• Aim of the exercise: Identify every line below that contains the string "tick" and copy each one. Case counts.

• Data for this exercise:

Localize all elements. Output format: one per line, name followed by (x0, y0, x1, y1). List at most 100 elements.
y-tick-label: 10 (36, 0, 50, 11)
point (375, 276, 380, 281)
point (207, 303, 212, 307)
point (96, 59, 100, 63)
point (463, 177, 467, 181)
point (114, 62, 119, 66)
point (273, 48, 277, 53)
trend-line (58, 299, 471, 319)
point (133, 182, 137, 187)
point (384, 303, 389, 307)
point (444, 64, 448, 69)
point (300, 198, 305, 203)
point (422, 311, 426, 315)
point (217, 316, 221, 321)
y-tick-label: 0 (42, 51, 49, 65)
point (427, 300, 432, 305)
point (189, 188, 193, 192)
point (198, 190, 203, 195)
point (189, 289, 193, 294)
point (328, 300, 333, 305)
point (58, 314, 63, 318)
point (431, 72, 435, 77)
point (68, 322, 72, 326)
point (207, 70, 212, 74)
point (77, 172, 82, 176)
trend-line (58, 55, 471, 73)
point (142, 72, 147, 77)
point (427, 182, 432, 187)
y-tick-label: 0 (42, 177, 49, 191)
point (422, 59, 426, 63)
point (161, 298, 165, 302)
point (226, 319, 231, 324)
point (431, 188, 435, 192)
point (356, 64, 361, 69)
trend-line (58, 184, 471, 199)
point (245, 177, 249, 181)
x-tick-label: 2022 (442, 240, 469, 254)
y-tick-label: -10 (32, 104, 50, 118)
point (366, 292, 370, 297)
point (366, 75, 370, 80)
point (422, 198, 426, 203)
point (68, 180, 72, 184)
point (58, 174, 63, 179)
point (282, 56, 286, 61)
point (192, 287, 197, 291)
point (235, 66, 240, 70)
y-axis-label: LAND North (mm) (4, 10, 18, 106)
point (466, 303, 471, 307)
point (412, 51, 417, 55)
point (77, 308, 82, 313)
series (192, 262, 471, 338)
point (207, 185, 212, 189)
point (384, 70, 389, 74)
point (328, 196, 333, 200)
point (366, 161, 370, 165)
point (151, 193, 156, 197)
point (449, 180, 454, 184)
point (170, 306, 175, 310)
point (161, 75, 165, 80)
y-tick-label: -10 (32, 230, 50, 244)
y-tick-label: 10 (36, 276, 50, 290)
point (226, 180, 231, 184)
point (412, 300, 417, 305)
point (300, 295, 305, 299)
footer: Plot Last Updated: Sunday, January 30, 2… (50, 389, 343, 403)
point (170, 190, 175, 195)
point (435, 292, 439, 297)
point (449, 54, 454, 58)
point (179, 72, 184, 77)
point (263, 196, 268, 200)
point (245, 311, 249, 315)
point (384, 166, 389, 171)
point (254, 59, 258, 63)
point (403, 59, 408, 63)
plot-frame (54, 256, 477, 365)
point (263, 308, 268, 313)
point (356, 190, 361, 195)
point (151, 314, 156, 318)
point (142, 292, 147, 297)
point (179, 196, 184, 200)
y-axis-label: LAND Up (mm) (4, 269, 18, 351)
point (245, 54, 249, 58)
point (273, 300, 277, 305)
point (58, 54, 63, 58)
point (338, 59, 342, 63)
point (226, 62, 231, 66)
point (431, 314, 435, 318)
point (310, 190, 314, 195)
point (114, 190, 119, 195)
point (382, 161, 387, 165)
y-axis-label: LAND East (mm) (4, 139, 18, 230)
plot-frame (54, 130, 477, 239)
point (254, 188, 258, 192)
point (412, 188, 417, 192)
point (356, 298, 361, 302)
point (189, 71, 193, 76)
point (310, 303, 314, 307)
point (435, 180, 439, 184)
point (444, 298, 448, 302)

• Solved problem:
y-tick-label: 10 (36, 0, 50, 11)
y-tick-label: 0 (42, 51, 49, 65)
y-tick-label: 0 (42, 177, 49, 191)
x-tick-label: 2022 (442, 240, 469, 254)
y-tick-label: -10 (32, 104, 50, 118)
y-tick-label: -10 (32, 230, 50, 244)
y-tick-label: 10 (36, 276, 50, 290)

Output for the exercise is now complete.